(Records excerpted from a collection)
---------------

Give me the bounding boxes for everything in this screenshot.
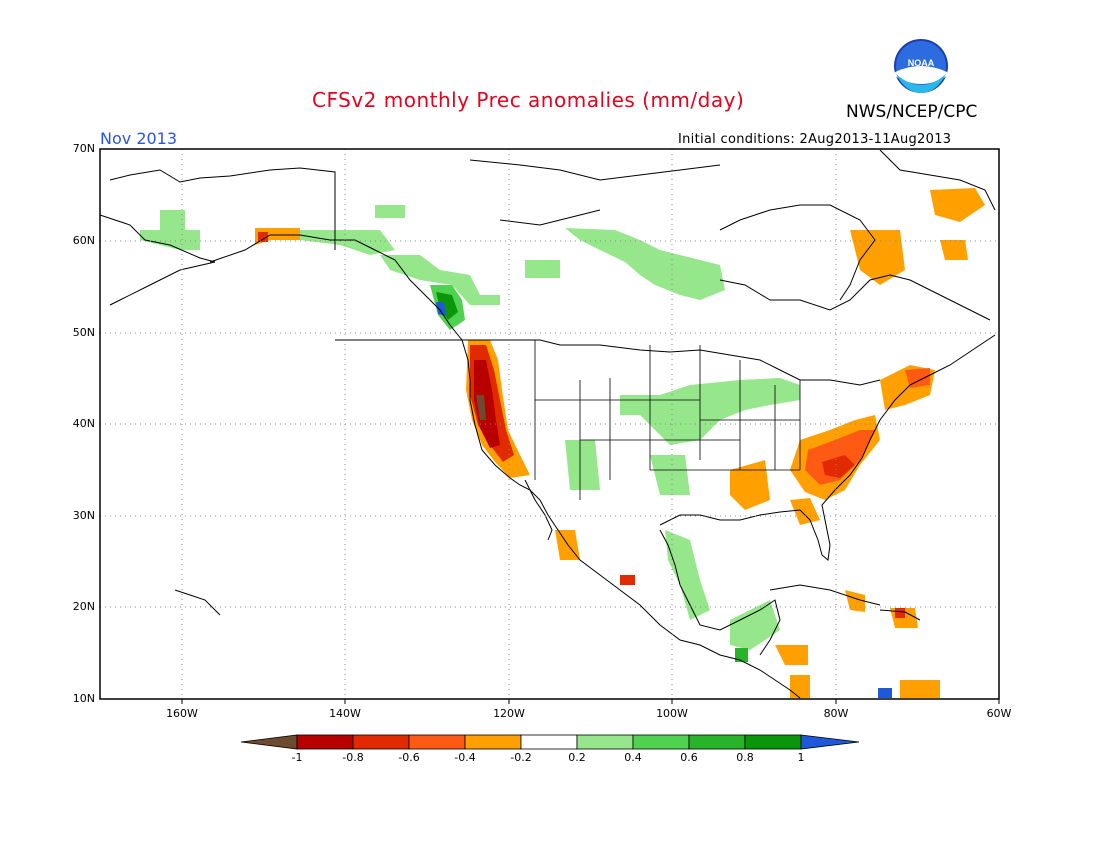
colorbar-tick: 0.6 bbox=[680, 751, 698, 764]
anomaly-patches bbox=[140, 188, 985, 698]
lat-label: 70N bbox=[72, 142, 95, 155]
colorbar-tick: -0.8 bbox=[342, 751, 364, 764]
lat-label: 40N bbox=[72, 417, 95, 430]
colorbar-tick: -0.4 bbox=[454, 751, 476, 764]
initial-conditions-label: Initial conditions: 2Aug2013-11Aug2013 bbox=[678, 132, 952, 147]
lon-label: 80W bbox=[823, 707, 849, 720]
colorbar-tick: -0.6 bbox=[398, 751, 420, 764]
colorbar-tick: 0.8 bbox=[736, 751, 754, 764]
month-label: Nov 2013 bbox=[100, 129, 178, 148]
lat-label: 50N bbox=[72, 326, 95, 339]
colorbar-tick: 0.4 bbox=[624, 751, 642, 764]
lat-label: 20N bbox=[72, 600, 95, 613]
lat-label: 60N bbox=[72, 234, 95, 247]
lon-label: 60W bbox=[986, 707, 1012, 720]
colorbar-tick: -0.2 bbox=[510, 751, 532, 764]
lat-label: 10N bbox=[72, 692, 95, 705]
colorbar-tick: -1 bbox=[291, 751, 303, 764]
map-frame bbox=[99, 148, 1000, 700]
colorbar-tick: 1 bbox=[797, 751, 805, 764]
coastlines bbox=[99, 149, 996, 699]
colorbar-tick: 0.2 bbox=[568, 751, 586, 764]
lon-label: 100W bbox=[656, 707, 688, 720]
lon-label: 140W bbox=[329, 707, 361, 720]
lat-label: 30N bbox=[72, 509, 95, 522]
gridlines bbox=[100, 149, 999, 699]
map-title: CFSv2 monthly Prec anomalies (mm/day) bbox=[312, 88, 745, 112]
agency-label: NWS/NCEP/CPC bbox=[846, 102, 978, 122]
lon-label: 160W bbox=[166, 707, 198, 720]
lon-label: 120W bbox=[493, 707, 525, 720]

---------------

Recast as a numbered list the lines starting with the line containing "colorbar-tick: 0.6 bbox=[680, 751, 698, 764]" and going on through the line containing "colorbar-tick: -0.4 bbox=[454, 751, 476, 764]", leaving out any blank lines.

1. colorbar-tick: 0.6 bbox=[680, 751, 698, 764]
2. anomaly-patches bbox=[140, 188, 985, 698]
3. lat-label: 70N bbox=[72, 142, 95, 155]
4. colorbar-tick: -0.8 bbox=[342, 751, 364, 764]
5. lat-label: 40N bbox=[72, 417, 95, 430]
6. colorbar-tick: -0.4 bbox=[454, 751, 476, 764]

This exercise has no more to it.